Exercise aim: Copy the data below word for word, from the first line to the last.

----

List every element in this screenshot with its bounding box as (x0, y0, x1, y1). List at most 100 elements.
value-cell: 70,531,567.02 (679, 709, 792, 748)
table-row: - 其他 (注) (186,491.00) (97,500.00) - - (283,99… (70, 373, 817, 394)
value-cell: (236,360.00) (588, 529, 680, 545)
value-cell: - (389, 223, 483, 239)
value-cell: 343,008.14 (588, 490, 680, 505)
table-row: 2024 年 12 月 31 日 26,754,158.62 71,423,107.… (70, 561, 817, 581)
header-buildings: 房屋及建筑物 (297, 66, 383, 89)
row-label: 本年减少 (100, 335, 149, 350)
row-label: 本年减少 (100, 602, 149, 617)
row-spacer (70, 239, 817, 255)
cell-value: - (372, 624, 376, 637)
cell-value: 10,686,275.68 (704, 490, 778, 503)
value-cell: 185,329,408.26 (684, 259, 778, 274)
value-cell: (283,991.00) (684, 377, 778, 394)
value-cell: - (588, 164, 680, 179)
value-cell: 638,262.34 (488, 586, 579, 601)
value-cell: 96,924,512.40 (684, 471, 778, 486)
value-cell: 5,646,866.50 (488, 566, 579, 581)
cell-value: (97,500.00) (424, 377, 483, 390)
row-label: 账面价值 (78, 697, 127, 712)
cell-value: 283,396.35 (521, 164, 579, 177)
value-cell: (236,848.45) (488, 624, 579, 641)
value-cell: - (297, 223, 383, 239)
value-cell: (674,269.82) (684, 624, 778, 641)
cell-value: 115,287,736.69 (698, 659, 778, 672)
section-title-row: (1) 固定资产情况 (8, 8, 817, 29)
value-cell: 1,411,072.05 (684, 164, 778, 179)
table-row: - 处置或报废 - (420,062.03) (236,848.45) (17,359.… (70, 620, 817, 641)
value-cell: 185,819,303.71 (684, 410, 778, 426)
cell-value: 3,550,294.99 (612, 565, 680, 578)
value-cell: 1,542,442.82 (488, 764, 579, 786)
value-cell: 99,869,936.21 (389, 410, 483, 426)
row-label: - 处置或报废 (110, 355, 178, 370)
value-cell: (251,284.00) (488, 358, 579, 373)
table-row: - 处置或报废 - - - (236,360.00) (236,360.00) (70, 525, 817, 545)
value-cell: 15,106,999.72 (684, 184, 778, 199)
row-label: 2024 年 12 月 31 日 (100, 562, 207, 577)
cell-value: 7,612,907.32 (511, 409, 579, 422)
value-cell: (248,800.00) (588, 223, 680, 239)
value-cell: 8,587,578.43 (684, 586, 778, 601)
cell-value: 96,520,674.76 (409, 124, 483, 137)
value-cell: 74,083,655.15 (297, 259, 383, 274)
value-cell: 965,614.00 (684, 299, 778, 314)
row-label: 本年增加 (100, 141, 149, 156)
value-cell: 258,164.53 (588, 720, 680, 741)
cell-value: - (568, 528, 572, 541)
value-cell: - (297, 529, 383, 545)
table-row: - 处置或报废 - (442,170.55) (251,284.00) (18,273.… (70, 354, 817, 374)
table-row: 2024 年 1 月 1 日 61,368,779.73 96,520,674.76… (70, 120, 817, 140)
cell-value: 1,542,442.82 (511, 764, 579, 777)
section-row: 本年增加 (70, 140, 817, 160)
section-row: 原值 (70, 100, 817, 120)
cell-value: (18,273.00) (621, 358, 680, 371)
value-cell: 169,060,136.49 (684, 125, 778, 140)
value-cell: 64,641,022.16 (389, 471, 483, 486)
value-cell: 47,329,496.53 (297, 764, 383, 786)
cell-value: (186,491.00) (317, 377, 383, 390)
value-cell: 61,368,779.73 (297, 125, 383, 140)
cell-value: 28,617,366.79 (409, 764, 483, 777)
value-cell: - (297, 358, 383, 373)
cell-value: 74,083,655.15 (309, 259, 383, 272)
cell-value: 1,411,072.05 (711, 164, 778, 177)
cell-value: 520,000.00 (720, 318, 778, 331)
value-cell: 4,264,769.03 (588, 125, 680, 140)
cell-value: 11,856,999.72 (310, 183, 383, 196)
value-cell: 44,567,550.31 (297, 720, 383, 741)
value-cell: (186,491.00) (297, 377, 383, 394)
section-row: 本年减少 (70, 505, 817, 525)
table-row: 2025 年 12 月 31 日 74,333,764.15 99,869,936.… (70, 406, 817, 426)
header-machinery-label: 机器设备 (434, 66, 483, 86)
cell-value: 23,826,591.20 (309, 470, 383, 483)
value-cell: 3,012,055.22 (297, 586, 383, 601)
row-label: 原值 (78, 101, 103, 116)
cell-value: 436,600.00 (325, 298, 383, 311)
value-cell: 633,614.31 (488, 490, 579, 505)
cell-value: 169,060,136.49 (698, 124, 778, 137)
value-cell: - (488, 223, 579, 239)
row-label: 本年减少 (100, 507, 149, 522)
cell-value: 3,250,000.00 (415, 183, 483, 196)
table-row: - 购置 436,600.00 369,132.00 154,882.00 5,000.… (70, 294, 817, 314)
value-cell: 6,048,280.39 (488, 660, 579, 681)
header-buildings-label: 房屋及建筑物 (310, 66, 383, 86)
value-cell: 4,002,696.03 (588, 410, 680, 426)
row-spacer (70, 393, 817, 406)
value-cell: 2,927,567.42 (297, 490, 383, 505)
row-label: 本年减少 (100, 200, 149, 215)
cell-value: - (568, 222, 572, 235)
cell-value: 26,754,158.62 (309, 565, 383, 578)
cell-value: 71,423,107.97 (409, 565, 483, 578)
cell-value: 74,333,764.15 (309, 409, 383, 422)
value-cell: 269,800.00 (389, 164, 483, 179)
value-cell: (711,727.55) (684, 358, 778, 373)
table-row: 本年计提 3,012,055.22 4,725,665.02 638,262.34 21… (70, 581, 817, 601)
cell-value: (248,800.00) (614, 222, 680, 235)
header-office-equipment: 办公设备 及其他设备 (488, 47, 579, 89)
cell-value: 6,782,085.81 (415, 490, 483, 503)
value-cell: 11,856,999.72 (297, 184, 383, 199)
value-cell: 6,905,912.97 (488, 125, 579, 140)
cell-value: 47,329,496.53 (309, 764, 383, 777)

----

Output below:
List every element in this screenshot with its bounding box as (x0, y0, x1, y1). List at most 100 elements.
value-cell: 70,531,567.02 (679, 709, 792, 748)
table-row: - 其他 (注) (186,491.00) (97,500.00) - - (283,99… (70, 373, 817, 394)
value-cell: (236,360.00) (588, 529, 680, 545)
value-cell: - (389, 223, 483, 239)
value-cell: 343,008.14 (588, 490, 680, 505)
table-row: 2024 年 12 月 31 日 26,754,158.62 71,423,107.… (70, 561, 817, 581)
header-buildings: 房屋及建筑物 (297, 66, 383, 89)
row-label: 本年减少 (100, 335, 149, 350)
row-label: 本年减少 (100, 602, 149, 617)
row-spacer (70, 239, 817, 255)
cell-value: - (372, 624, 376, 637)
cell-value: 10,686,275.68 (704, 490, 778, 503)
value-cell: 185,329,408.26 (684, 259, 778, 274)
value-cell: (283,991.00) (684, 377, 778, 394)
value-cell: - (588, 164, 680, 179)
value-cell: 638,262.34 (488, 586, 579, 601)
value-cell: 96,924,512.40 (684, 471, 778, 486)
value-cell: 5,646,866.50 (488, 566, 579, 581)
cell-value: (97,500.00) (424, 377, 483, 390)
row-label: 账面价值 (78, 697, 127, 712)
cell-value: 283,396.35 (521, 164, 579, 177)
value-cell: (236,848.45) (488, 624, 579, 641)
value-cell: - (297, 223, 383, 239)
value-cell: (674,269.82) (684, 624, 778, 641)
cell-value: 115,287,736.69 (698, 659, 778, 672)
section-title-row: (1) 固定资产情况 (8, 8, 817, 29)
value-cell: 1,411,072.05 (684, 164, 778, 179)
table-row: - 处置或报废 - (420,062.03) (236,848.45) (17,359.… (70, 620, 817, 641)
value-cell: 185,819,303.71 (684, 410, 778, 426)
cell-value: 3,550,294.99 (612, 565, 680, 578)
value-cell: 1,542,442.82 (488, 764, 579, 786)
value-cell: 99,869,936.21 (389, 410, 483, 426)
row-label: - 处置或报废 (110, 355, 178, 370)
value-cell: (251,284.00) (488, 358, 579, 373)
table-row: - 处置或报废 - - - (236,360.00) (236,360.00) (70, 525, 817, 545)
value-cell: 15,106,999.72 (684, 184, 778, 199)
row-label: 2024 年 12 月 31 日 (100, 562, 207, 577)
cell-value: 7,612,907.32 (511, 409, 579, 422)
value-cell: (248,800.00) (588, 223, 680, 239)
value-cell: 8,587,578.43 (684, 586, 778, 601)
cell-value: 96,520,674.76 (409, 124, 483, 137)
value-cell: 74,083,655.15 (297, 259, 383, 274)
value-cell: 965,614.00 (684, 299, 778, 314)
row-label: 本年增加 (100, 141, 149, 156)
value-cell: 258,164.53 (588, 720, 680, 741)
cell-value: - (568, 528, 572, 541)
value-cell: - (297, 529, 383, 545)
table-row: - 处置或报废 - (442,170.55) (251,284.00) (18,273.… (70, 354, 817, 374)
table-row: 2024 年 1 月 1 日 61,368,779.73 96,520,674.76… (70, 120, 817, 140)
cell-value: 1,542,442.82 (511, 764, 579, 777)
section-row: 本年增加 (70, 140, 817, 160)
section-row: 原值 (70, 100, 817, 120)
cell-value: (18,273.00) (621, 358, 680, 371)
value-cell: 169,060,136.49 (684, 125, 778, 140)
value-cell: 64,641,022.16 (389, 471, 483, 486)
value-cell: 47,329,496.53 (297, 764, 383, 786)
cell-value: (186,491.00) (317, 377, 383, 390)
value-cell: 61,368,779.73 (297, 125, 383, 140)
cell-value: 28,617,366.79 (409, 764, 483, 777)
value-cell: - (297, 358, 383, 373)
cell-value: 74,083,655.15 (309, 259, 383, 272)
cell-value: 1,411,072.05 (711, 164, 778, 177)
cell-value: 520,000.00 (720, 318, 778, 331)
value-cell: 4,264,769.03 (588, 125, 680, 140)
cell-value: 11,856,999.72 (310, 183, 383, 196)
value-cell: 44,567,550.31 (297, 720, 383, 741)
value-cell: (186,491.00) (297, 377, 383, 394)
section-row: 本年减少 (70, 505, 817, 525)
table-row: 2025 年 12 月 31 日 74,333,764.15 99,869,936.… (70, 406, 817, 426)
header-machinery-label: 机器设备 (434, 66, 483, 86)
cell-value: 23,826,591.20 (309, 470, 383, 483)
value-cell: 3,012,055.22 (297, 586, 383, 601)
row-label: 原值 (78, 101, 103, 116)
cell-value: 436,600.00 (325, 298, 383, 311)
value-cell: 633,614.31 (488, 490, 579, 505)
cell-value: 169,060,136.49 (698, 124, 778, 137)
value-cell: - (488, 223, 579, 239)
row-label: 本年减少 (100, 507, 149, 522)
cell-value: 3,250,000.00 (415, 183, 483, 196)
table-row: - 购置 436,600.00 369,132.00 154,882.00 5,000.… (70, 294, 817, 314)
value-cell: 6,048,280.39 (488, 660, 579, 681)
header-buildings-label: 房屋及建筑物 (310, 66, 383, 86)
value-cell: 4,002,696.03 (588, 410, 680, 426)
row-spacer (70, 393, 817, 406)
value-cell: 2,927,567.42 (297, 490, 383, 505)
row-label: 本年减少 (100, 200, 149, 215)
cell-value: - (568, 222, 572, 235)
cell-value: 26,754,158.62 (309, 565, 383, 578)
cell-value: 71,423,107.97 (409, 565, 483, 578)
cell-value: 74,333,764.15 (309, 409, 383, 422)
value-cell: 269,800.00 (389, 164, 483, 179)
value-cell: (711,727.55) (684, 358, 778, 373)
table-row: 本年计提 3,012,055.22 4,725,665.02 638,262.34 21… (70, 581, 817, 601)
cell-value: (248,800.00) (614, 222, 680, 235)
header-office-equipment: 办公设备 及其他设备 (488, 47, 579, 89)
cell-value: 6,782,085.81 (415, 490, 483, 503)
value-cell: 11,856,999.72 (297, 184, 383, 199)
value-cell: 6,905,912.97 (488, 125, 579, 140)
cell-value: 47,329,496.53 (309, 764, 383, 777)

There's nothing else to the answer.